:: TEXT EXTRACT

HEX_LITERAL : '0' ('x'|'X') HexDigit+ IntegerTypeSuffix? ;

DECIMAL_LITERAL : ('0' | '1'..'9' '0'..'9'*) IntegerTypeSuffix? ;

OCTAL_LITERAL : '0' ('0'..'7')+ IntegerTypeSuffix? ;

fragment
HexDigit : ('0'..'9'|'a'..'f'|'A'..'F') ;

fragment
IntegerTypeSuffix
    :	('l'|'L')
    |	('u'|'U')  ('l'|'L')?
    ;

FLOATING_POINT_LITERAL
    :   ('0'..'9')+ '.' ('0'..'9')* Exponent? FloatTypeSuffix?
    |   '.' ('0'..'9')+ Exponent? FloatTypeSuffix?
    |   ('0'..'9')+ ( Exponent FloatTypeSuffix? | FloatTypeSuffix)
    ;

fragment
Exponent : ('e'|'E') ('+'|'-')? ('0'..'9')+ ;

fragment
FloatTypeSuffix : ('f'|'F'|'d'|'D') ;

fragment
EscapeSequence
    :   '\\' ('b'|'t'|'n'|'f'|'r'|'\"'|'\''|'\\')
    |   OctalEscape
    ;

fragment
OctalEscape
    :   '\\' ('0'..'3') ('0'..'7') ('0'..'7')
    |   '\\' ('0'..'7') ('0'..'7')
    |   '\\' ('0'..'7')

::::
:: PROVIDED MATERIAL

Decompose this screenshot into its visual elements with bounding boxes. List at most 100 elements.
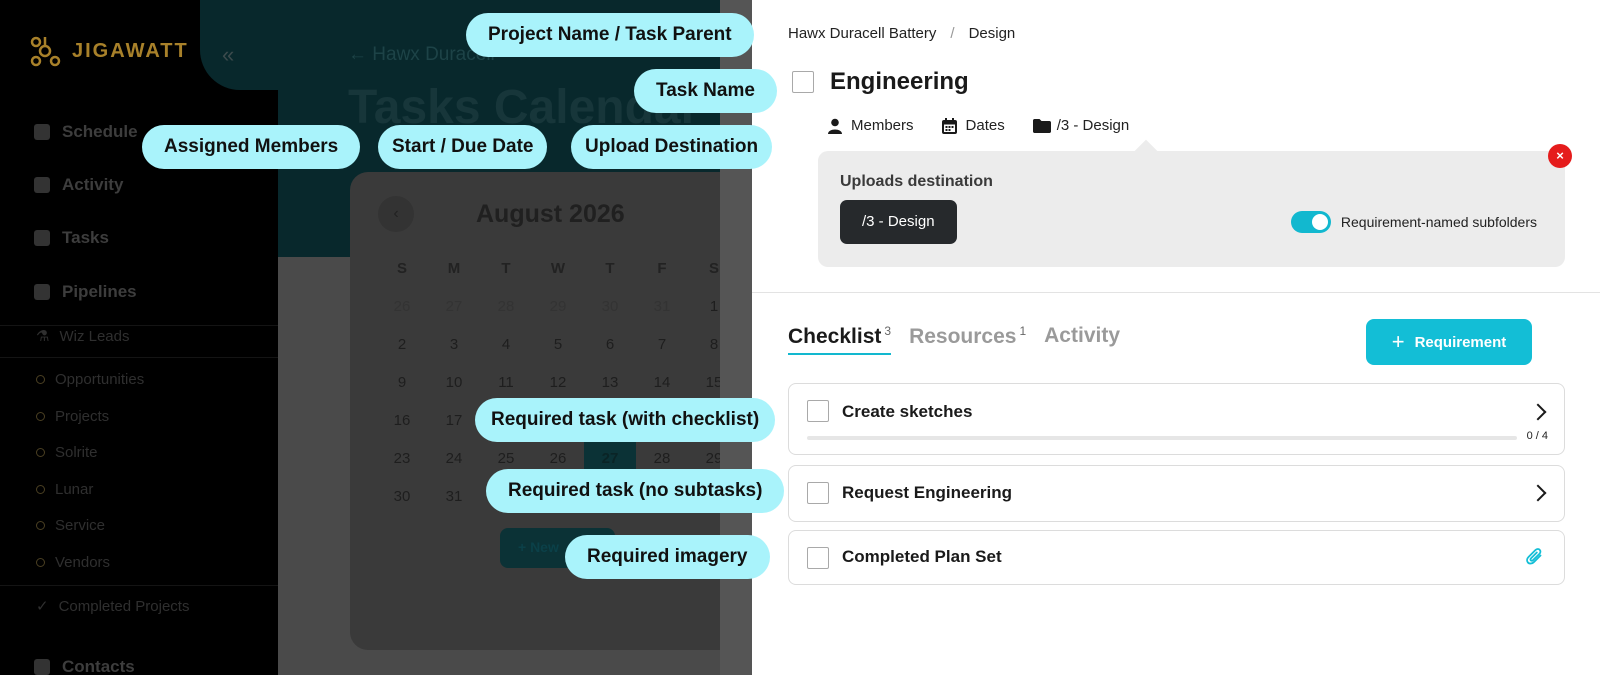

::::

■ **WORK INSTRUCTIONS**:
• a. Copy the number-literal grammar word for word, starting at "OCTAL_LITERAL : '0'" and ending at "('0'..'9')* Exponent? FloatTypeSuffix?".
• b. Summarize the number-literal grammar in two sentences.
• c. Using the number-literal grammar, explain why 1e5 counts as a floating-point literal even though it has no decimal point.

■ **SOLUTIONS TO THE PROBLEMS**:
• a.
OCTAL_LITERAL : '0' ('0'..'7')+ IntegerTypeSuffix? ;

fragment
HexDigit : ('0'..'9'|'a'..'f'|'A'..'F') ;

fragment
IntegerTypeSuffix
    :	('l'|'L')
    |	('u'|'U')  ('l'|'L')?
    ;

FLOATING_POINT_LITERAL
    :   ('0'..'9')+ '.' ('0'..'9')* Exponent? FloatTypeSuffix?

• b. The grammar defines rules for hexadecimal, decimal, octal and floating-point literals, with an optional integer suffix of l or L, or u or U optionally followed by l or L, and a float suffix of f, F, d or D. Helper fragments describe hex digits, exponents and escape sequences, including octal escapes of one to three digits after a backslash.

• c. The third alternative of FLOATING_POINT_LITERAL accepts one or more digits followed by an Exponent, with an optional float suffix, and needs no decimal point. An Exponent is e or E, an optional plus or minus sign, and one or more digits, so "e5" after "1" fits that rule.